──────── GIVEN RECORDS ────────

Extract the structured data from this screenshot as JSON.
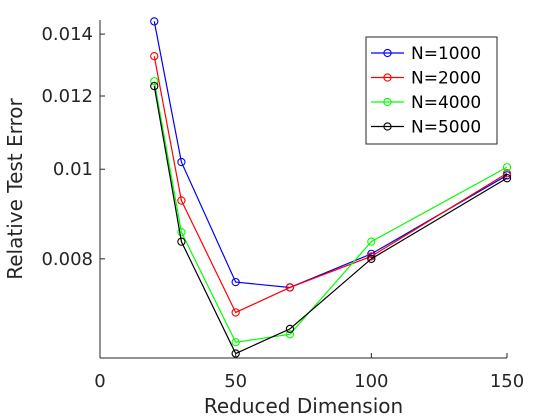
{
  "chart_data": {
    "type": "line",
    "title": "",
    "xlabel": "Reduced Dimension",
    "ylabel": "Relative Test Error",
    "xlim": [
      0,
      150
    ],
    "ylim": [
      0.00625,
      0.0145
    ],
    "yscale": "log",
    "x": [
      20,
      30,
      50,
      70,
      100,
      150
    ],
    "xticks": [
      0,
      50,
      100,
      150
    ],
    "xtick_labels": [
      "0",
      "50",
      "100",
      "150"
    ],
    "yticks": [
      0.008,
      0.01,
      0.012,
      0.014
    ],
    "ytick_labels": [
      "0.008",
      "0.01",
      "0.012",
      "0.014"
    ],
    "grid": false,
    "legend_position": "top-right",
    "series": [
      {
        "name": "N=1000",
        "color": "#0000ff",
        "values": [
          0.01445,
          0.01018,
          0.00755,
          0.00745,
          0.0081,
          0.00985
        ]
      },
      {
        "name": "N=2000",
        "color": "#ff0000",
        "values": [
          0.01325,
          0.00925,
          0.007,
          0.00745,
          0.00805,
          0.0099
        ]
      },
      {
        "name": "N=4000",
        "color": "#00ff00",
        "values": [
          0.01245,
          0.00855,
          0.0065,
          0.00663,
          0.00835,
          0.01005
        ]
      },
      {
        "name": "N=5000",
        "color": "#000000",
        "values": [
          0.0123,
          0.00835,
          0.00632,
          0.00672,
          0.008,
          0.00978
        ]
      }
    ]
  }
}
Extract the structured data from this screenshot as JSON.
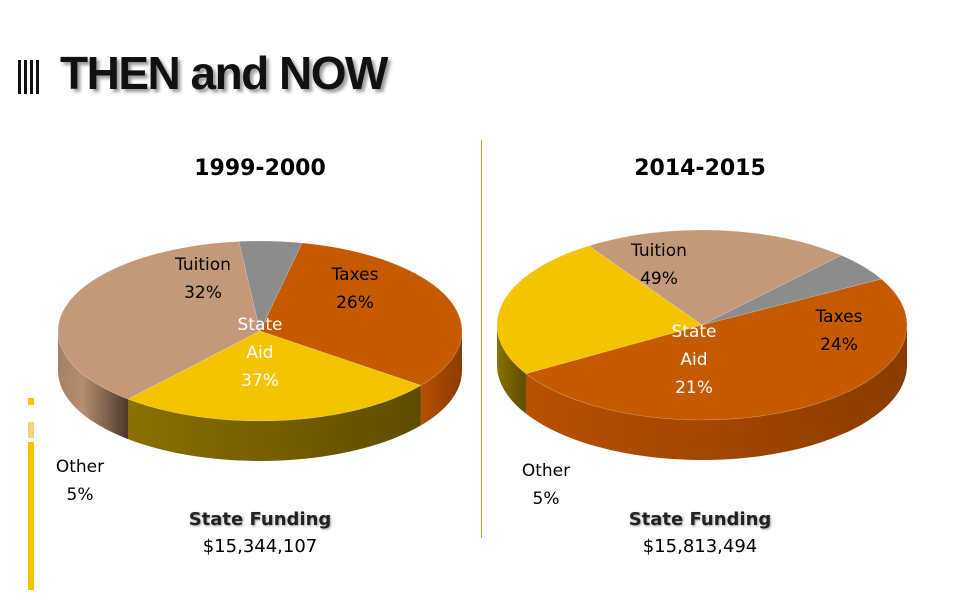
{
  "header": {
    "title": "THEN and NOW"
  },
  "theme": {
    "accent": "#f5c400",
    "accent_light": "#f5d27a",
    "divider": "#c9a227"
  },
  "chart_data": [
    {
      "type": "pie",
      "title": "1999-2000",
      "slices": [
        {
          "name": "Tuition",
          "value": 32,
          "label": "32%",
          "color": "#c55a00"
        },
        {
          "name": "Taxes",
          "value": 26,
          "label": "26%",
          "color": "#f5c400"
        },
        {
          "name": "State Aid",
          "value": 37,
          "label": "37%",
          "color": "#c4997a"
        },
        {
          "name": "Other",
          "value": 5,
          "label": "5%",
          "color": "#8c8c8c"
        }
      ],
      "footer": {
        "heading": "State Funding",
        "value": "$15,344,107"
      }
    },
    {
      "type": "pie",
      "title": "2014-2015",
      "slices": [
        {
          "name": "Tuition",
          "value": 49,
          "label": "49%",
          "color": "#c55a00"
        },
        {
          "name": "Taxes",
          "value": 24,
          "label": "24%",
          "color": "#f5c400"
        },
        {
          "name": "State Aid",
          "value": 21,
          "label": "21%",
          "color": "#c4997a"
        },
        {
          "name": "Other",
          "value": 5,
          "label": "5%",
          "color": "#8c8c8c"
        }
      ],
      "footer": {
        "heading": "State Funding",
        "value": "$15,813,494"
      }
    }
  ]
}
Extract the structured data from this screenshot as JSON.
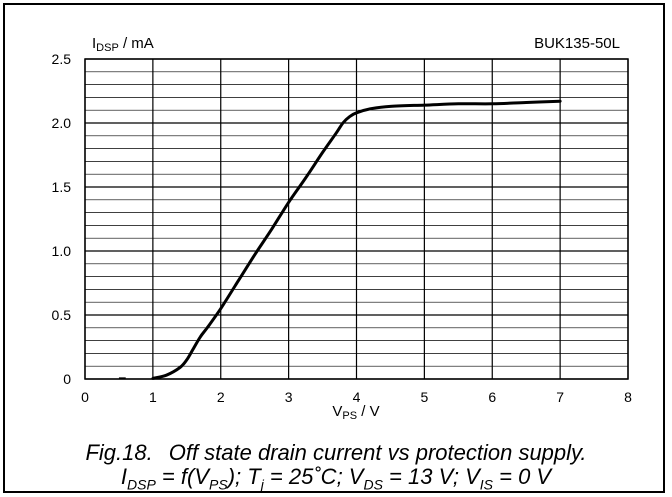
{
  "chart_data": {
    "type": "line",
    "title": "",
    "part_number": "BUK135-50L",
    "ylabel": {
      "main": "I",
      "sub": "DSP",
      "unit": " / mA"
    },
    "xlabel": {
      "main": "V",
      "sub": "PS",
      "unit": " / V"
    },
    "xlim": [
      0,
      8
    ],
    "ylim": [
      0,
      2.5
    ],
    "xticks": [
      "0",
      "1",
      "2",
      "3",
      "4",
      "5",
      "6",
      "7",
      "8"
    ],
    "yticks": [
      "0",
      "0.5",
      "1.0",
      "1.5",
      "2.0",
      "2.5"
    ],
    "grid": true,
    "series": [
      {
        "x": [
          0.5,
          0.6,
          1.0,
          1.2,
          1.4,
          1.5,
          1.6,
          1.7,
          1.8,
          2.0,
          2.25,
          2.5,
          2.75,
          3.0,
          3.25,
          3.5,
          3.7,
          3.8,
          3.9,
          4.0,
          4.2,
          4.5,
          5.0,
          5.5,
          6.0,
          6.5,
          7.0
        ],
        "y": [
          0.005,
          0.005,
          0.005,
          0.03,
          0.09,
          0.15,
          0.24,
          0.33,
          0.4,
          0.55,
          0.76,
          0.97,
          1.17,
          1.38,
          1.57,
          1.77,
          1.92,
          2.0,
          2.05,
          2.08,
          2.11,
          2.13,
          2.14,
          2.15,
          2.15,
          2.16,
          2.17
        ]
      }
    ]
  },
  "caption": {
    "fig": "Fig.18.",
    "title": "Off state drain current vs protection supply.",
    "line2": [
      {
        "t": "I"
      },
      {
        "s": "DSP"
      },
      {
        "t": " = f(V"
      },
      {
        "s": "PS"
      },
      {
        "t": "); T"
      },
      {
        "s": "j"
      },
      {
        "t": " = 25˚C; V"
      },
      {
        "s": "DS"
      },
      {
        "t": " = 13 V; V"
      },
      {
        "s": "IS"
      },
      {
        "t": " = 0 V"
      }
    ]
  }
}
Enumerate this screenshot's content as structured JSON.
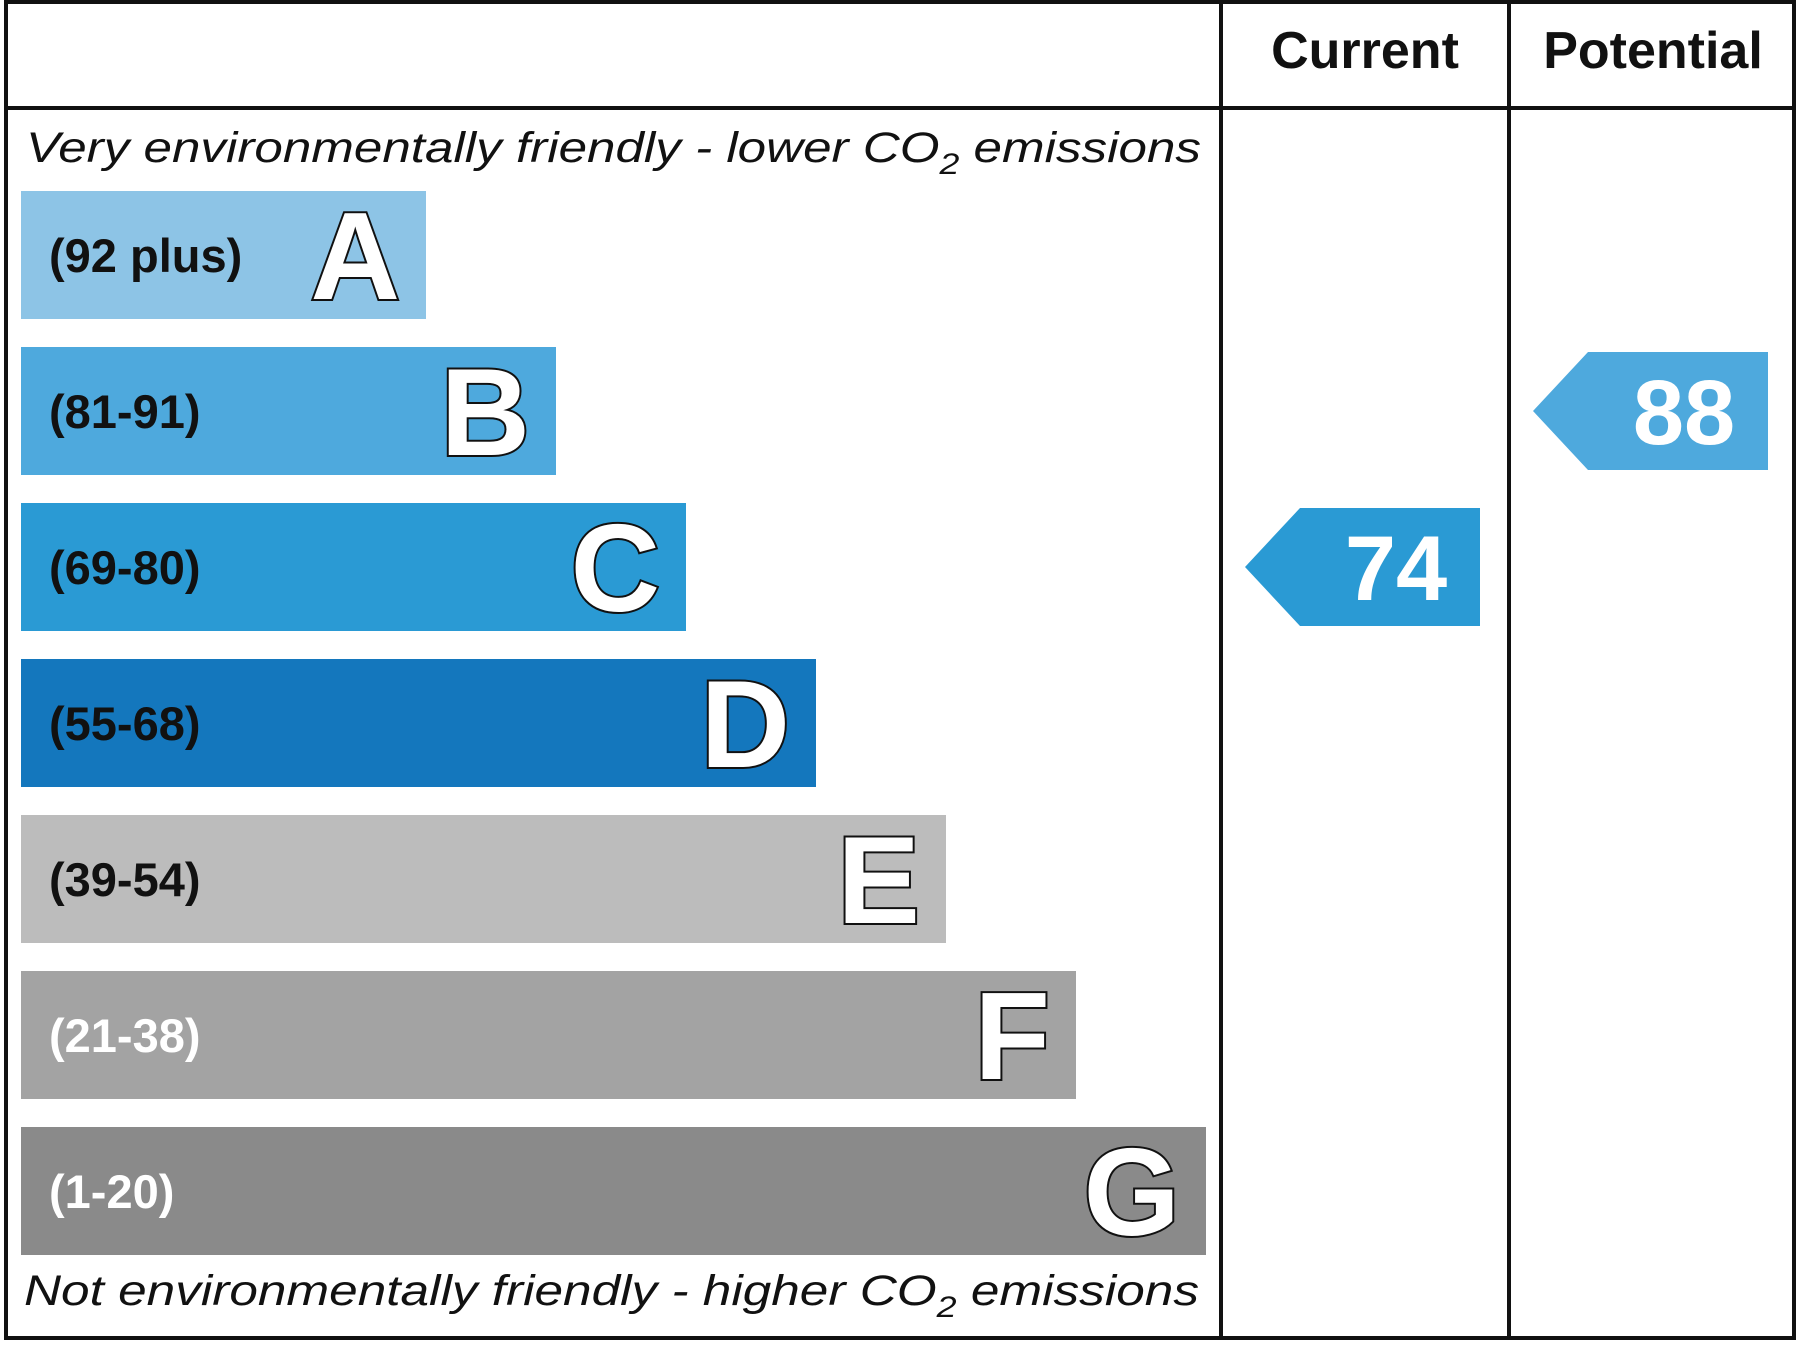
{
  "chart_data": {
    "type": "bar",
    "columns": {
      "current": "Current",
      "potential": "Potential"
    },
    "top_note": {
      "text": "Very environmentally friendly - lower CO",
      "sub": "2",
      "tail": " emissions"
    },
    "bottom_note": {
      "text": "Not environmentally friendly - higher CO",
      "sub": "2",
      "tail": " emissions"
    },
    "bands": [
      {
        "letter": "A",
        "range": "(92 plus)",
        "min": 92,
        "max": 100,
        "color": "#8dc4e6",
        "text_color": "#111111"
      },
      {
        "letter": "B",
        "range": "(81-91)",
        "min": 81,
        "max": 91,
        "color": "#4ea9dd",
        "text_color": "#111111"
      },
      {
        "letter": "C",
        "range": "(69-80)",
        "min": 69,
        "max": 80,
        "color": "#2a9ad4",
        "text_color": "#111111"
      },
      {
        "letter": "D",
        "range": "(55-68)",
        "min": 55,
        "max": 68,
        "color": "#1477bd",
        "text_color": "#111111"
      },
      {
        "letter": "E",
        "range": "(39-54)",
        "min": 39,
        "max": 54,
        "color": "#bcbcbc",
        "text_color": "#111111"
      },
      {
        "letter": "F",
        "range": "(21-38)",
        "min": 21,
        "max": 38,
        "color": "#a3a3a3",
        "text_color": "#ffffff"
      },
      {
        "letter": "G",
        "range": "(1-20)",
        "min": 1,
        "max": 20,
        "color": "#8a8a8a",
        "text_color": "#ffffff"
      }
    ],
    "current": {
      "value": "74",
      "band": "C",
      "color": "#2a9ad4"
    },
    "potential": {
      "value": "88",
      "band": "B",
      "color": "#4ea9dd"
    }
  }
}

────────

◆ WHAT IS ASKED
Only the number should be given: how many lines of the data contain the word "title"?

◆ EXERCISE SOLUTION
6